[Stored records]
________________

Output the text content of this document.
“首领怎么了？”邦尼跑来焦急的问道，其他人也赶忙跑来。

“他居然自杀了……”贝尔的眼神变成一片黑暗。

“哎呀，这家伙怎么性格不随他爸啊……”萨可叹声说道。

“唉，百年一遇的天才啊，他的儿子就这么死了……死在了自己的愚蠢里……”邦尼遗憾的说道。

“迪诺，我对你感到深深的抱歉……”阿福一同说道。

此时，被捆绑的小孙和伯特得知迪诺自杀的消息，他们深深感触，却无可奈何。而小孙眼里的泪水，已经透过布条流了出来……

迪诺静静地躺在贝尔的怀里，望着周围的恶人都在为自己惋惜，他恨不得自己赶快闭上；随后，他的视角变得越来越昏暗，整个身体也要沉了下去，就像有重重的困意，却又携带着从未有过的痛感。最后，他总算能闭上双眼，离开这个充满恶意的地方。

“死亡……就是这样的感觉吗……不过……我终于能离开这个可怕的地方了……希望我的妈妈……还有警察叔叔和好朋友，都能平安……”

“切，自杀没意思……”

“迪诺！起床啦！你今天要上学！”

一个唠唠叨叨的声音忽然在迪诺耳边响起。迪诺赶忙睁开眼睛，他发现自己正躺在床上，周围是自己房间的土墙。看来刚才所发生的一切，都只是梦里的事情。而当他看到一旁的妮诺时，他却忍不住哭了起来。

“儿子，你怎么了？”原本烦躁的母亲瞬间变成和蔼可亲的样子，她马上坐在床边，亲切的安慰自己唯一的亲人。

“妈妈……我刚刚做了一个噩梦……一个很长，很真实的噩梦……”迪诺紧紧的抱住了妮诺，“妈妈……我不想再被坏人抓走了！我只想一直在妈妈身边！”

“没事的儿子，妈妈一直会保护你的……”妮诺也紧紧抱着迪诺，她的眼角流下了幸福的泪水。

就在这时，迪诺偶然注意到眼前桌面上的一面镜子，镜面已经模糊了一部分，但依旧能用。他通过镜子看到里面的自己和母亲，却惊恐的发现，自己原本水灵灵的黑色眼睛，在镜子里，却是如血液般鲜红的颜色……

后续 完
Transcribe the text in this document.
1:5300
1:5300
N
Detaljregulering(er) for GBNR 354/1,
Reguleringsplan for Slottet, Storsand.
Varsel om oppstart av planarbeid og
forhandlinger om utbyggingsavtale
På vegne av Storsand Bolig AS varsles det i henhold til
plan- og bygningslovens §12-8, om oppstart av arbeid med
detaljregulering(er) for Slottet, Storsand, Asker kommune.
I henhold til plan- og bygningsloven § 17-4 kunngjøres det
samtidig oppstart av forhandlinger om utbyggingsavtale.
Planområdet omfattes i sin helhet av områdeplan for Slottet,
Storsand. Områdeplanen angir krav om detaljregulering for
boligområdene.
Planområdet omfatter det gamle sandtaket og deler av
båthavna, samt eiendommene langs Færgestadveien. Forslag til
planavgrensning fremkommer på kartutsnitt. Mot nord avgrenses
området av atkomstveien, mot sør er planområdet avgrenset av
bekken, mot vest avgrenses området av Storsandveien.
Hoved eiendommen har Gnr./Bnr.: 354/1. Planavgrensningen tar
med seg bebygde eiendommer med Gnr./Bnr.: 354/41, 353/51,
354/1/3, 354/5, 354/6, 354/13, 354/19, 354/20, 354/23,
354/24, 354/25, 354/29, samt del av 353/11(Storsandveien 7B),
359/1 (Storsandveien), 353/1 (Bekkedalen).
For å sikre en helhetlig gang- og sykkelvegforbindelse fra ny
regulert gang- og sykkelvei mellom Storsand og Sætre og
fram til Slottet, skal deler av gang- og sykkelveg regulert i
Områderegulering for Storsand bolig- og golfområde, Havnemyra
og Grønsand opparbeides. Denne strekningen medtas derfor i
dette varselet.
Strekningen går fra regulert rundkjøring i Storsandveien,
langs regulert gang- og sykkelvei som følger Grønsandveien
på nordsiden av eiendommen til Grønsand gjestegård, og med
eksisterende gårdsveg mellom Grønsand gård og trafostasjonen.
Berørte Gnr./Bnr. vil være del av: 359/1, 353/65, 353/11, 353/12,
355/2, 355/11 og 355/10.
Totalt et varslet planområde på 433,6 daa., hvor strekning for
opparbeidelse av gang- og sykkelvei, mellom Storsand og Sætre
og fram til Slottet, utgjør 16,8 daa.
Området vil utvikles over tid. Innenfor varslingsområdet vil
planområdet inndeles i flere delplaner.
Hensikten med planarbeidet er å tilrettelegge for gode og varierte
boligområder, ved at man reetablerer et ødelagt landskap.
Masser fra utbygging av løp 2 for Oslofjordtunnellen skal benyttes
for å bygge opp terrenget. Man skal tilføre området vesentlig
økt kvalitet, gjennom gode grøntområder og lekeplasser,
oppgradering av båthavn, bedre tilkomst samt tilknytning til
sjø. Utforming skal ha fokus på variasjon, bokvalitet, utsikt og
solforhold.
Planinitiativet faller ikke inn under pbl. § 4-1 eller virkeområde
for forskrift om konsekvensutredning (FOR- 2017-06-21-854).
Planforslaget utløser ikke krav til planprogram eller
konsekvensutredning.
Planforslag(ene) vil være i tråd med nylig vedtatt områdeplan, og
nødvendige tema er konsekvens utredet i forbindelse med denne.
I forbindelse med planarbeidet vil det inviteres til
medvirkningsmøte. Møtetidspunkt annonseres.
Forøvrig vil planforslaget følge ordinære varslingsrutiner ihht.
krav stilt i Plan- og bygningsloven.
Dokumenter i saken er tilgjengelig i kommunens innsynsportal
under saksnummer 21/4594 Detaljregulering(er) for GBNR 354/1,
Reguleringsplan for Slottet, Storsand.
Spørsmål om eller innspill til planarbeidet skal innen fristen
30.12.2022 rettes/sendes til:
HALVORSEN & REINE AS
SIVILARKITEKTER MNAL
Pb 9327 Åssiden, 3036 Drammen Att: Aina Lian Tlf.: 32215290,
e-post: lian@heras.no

________________

• _Task statement_
Every line of the data above should be reproduced word for word.

• _In response_
Output the text content of this document.
“首领怎么了？”邦尼跑来焦急的问道，其他人也赶忙跑来。

“他居然自杀了……”贝尔的眼神变成一片黑暗。

“哎呀，这家伙怎么性格不随他爸啊……”萨可叹声说道。

“唉，百年一遇的天才啊，他的儿子就这么死了……死在了自己的愚蠢里……”邦尼遗憾的说道。

“迪诺，我对你感到深深的抱歉……”阿福一同说道。

此时，被捆绑的小孙和伯特得知迪诺自杀的消息，他们深深感触，却无可奈何。而小孙眼里的泪水，已经透过布条流了出来……

迪诺静静地躺在贝尔的怀里，望着周围的恶人都在为自己惋惜，他恨不得自己赶快闭上；随后，他的视角变得越来越昏暗，整个身体也要沉了下去，就像有重重的困意，却又携带着从未有过的痛感。最后，他总算能闭上双眼，离开这个充满恶意的地方。

“死亡……就是这样的感觉吗……不过……我终于能离开这个可怕的地方了……希望我的妈妈……还有警察叔叔和好朋友，都能平安……”

“切，自杀没意思……”

“迪诺！起床啦！你今天要上学！”

一个唠唠叨叨的声音忽然在迪诺耳边响起。迪诺赶忙睁开眼睛，他发现自己正躺在床上，周围是自己房间的土墙。看来刚才所发生的一切，都只是梦里的事情。而当他看到一旁的妮诺时，他却忍不住哭了起来。

“儿子，你怎么了？”原本烦躁的母亲瞬间变成和蔼可亲的样子，她马上坐在床边，亲切的安慰自己唯一的亲人。

“妈妈……我刚刚做了一个噩梦……一个很长，很真实的噩梦……”迪诺紧紧的抱住了妮诺，“妈妈……我不想再被坏人抓走了！我只想一直在妈妈身边！”

“没事的儿子，妈妈一直会保护你的……”妮诺也紧紧抱着迪诺，她的眼角流下了幸福的泪水。

就在这时，迪诺偶然注意到眼前桌面上的一面镜子，镜面已经模糊了一部分，但依旧能用。他通过镜子看到里面的自己和母亲，却惊恐的发现，自己原本水灵灵的黑色眼睛，在镜子里，却是如血液般鲜红的颜色……

后续 完
Transcribe the text in this document.
1:5300
1:5300
N
Detaljregulering(er) for GBNR 354/1,
Reguleringsplan for Slottet, Storsand.
Varsel om oppstart av planarbeid og
forhandlinger om utbyggingsavtale
På vegne av Storsand Bolig AS varsles det i henhold til
plan- og bygningslovens §12-8, om oppstart av arbeid med
detaljregulering(er) for Slottet, Storsand, Asker kommune.
I henhold til plan- og bygningsloven § 17-4 kunngjøres det
samtidig oppstart av forhandlinger om utbyggingsavtale.
Planområdet omfattes i sin helhet av områdeplan for Slottet,
Storsand. Områdeplanen angir krav om detaljregulering for
boligområdene.
Planområdet omfatter det gamle sandtaket og deler av
båthavna, samt eiendommene langs Færgestadveien. Forslag til
planavgrensning fremkommer på kartutsnitt. Mot nord avgrenses
området av atkomstveien, mot sør er planområdet avgrenset av
bekken, mot vest avgrenses området av Storsandveien.
Hoved eiendommen har Gnr./Bnr.: 354/1. Planavgrensningen tar
med seg bebygde eiendommer med Gnr./Bnr.: 354/41, 353/51,
354/1/3, 354/5, 354/6, 354/13, 354/19, 354/20, 354/23,
354/24, 354/25, 354/29, samt del av 353/11(Storsandveien 7B),
359/1 (Storsandveien), 353/1 (Bekkedalen).
For å sikre en helhetlig gang- og sykkelvegforbindelse fra ny
regulert gang- og sykkelvei mellom Storsand og Sætre og
fram til Slottet, skal deler av gang- og sykkelveg regulert i
Områderegulering for Storsand bolig- og golfområde, Havnemyra
og Grønsand opparbeides. Denne strekningen medtas derfor i
dette varselet.
Strekningen går fra regulert rundkjøring i Storsandveien,
langs regulert gang- og sykkelvei som følger Grønsandveien
på nordsiden av eiendommen til Grønsand gjestegård, og med
eksisterende gårdsveg mellom Grønsand gård og trafostasjonen.
Berørte Gnr./Bnr. vil være del av: 359/1, 353/65, 353/11, 353/12,
355/2, 355/11 og 355/10.
Totalt et varslet planområde på 433,6 daa., hvor strekning for
opparbeidelse av gang- og sykkelvei, mellom Storsand og Sætre
og fram til Slottet, utgjør 16,8 daa.
Området vil utvikles over tid. Innenfor varslingsområdet vil
planområdet inndeles i flere delplaner.
Hensikten med planarbeidet er å tilrettelegge for gode og varierte
boligområder, ved at man reetablerer et ødelagt landskap.
Masser fra utbygging av løp 2 for Oslofjordtunnellen skal benyttes
for å bygge opp terrenget. Man skal tilføre området vesentlig
økt kvalitet, gjennom gode grøntområder og lekeplasser,
oppgradering av båthavn, bedre tilkomst samt tilknytning til
sjø. Utforming skal ha fokus på variasjon, bokvalitet, utsikt og
solforhold.
Planinitiativet faller ikke inn under pbl. § 4-1 eller virkeområde
for forskrift om konsekvensutredning (FOR- 2017-06-21-854).
Planforslaget utløser ikke krav til planprogram eller
konsekvensutredning.
Planforslag(ene) vil være i tråd med nylig vedtatt områdeplan, og
nødvendige tema er konsekvens utredet i forbindelse med denne.
I forbindelse med planarbeidet vil det inviteres til
medvirkningsmøte. Møtetidspunkt annonseres.
Forøvrig vil planforslaget følge ordinære varslingsrutiner ihht.
krav stilt i Plan- og bygningsloven.
Dokumenter i saken er tilgjengelig i kommunens innsynsportal
under saksnummer 21/4594 Detaljregulering(er) for GBNR 354/1,
Reguleringsplan for Slottet, Storsand.
Spørsmål om eller innspill til planarbeidet skal innen fristen
30.12.2022 rettes/sendes til:
HALVORSEN & REINE AS
SIVILARKITEKTER MNAL
Pb 9327 Åssiden, 3036 Drammen Att: Aina Lian Tlf.: 32215290,
e-post: lian@heras.no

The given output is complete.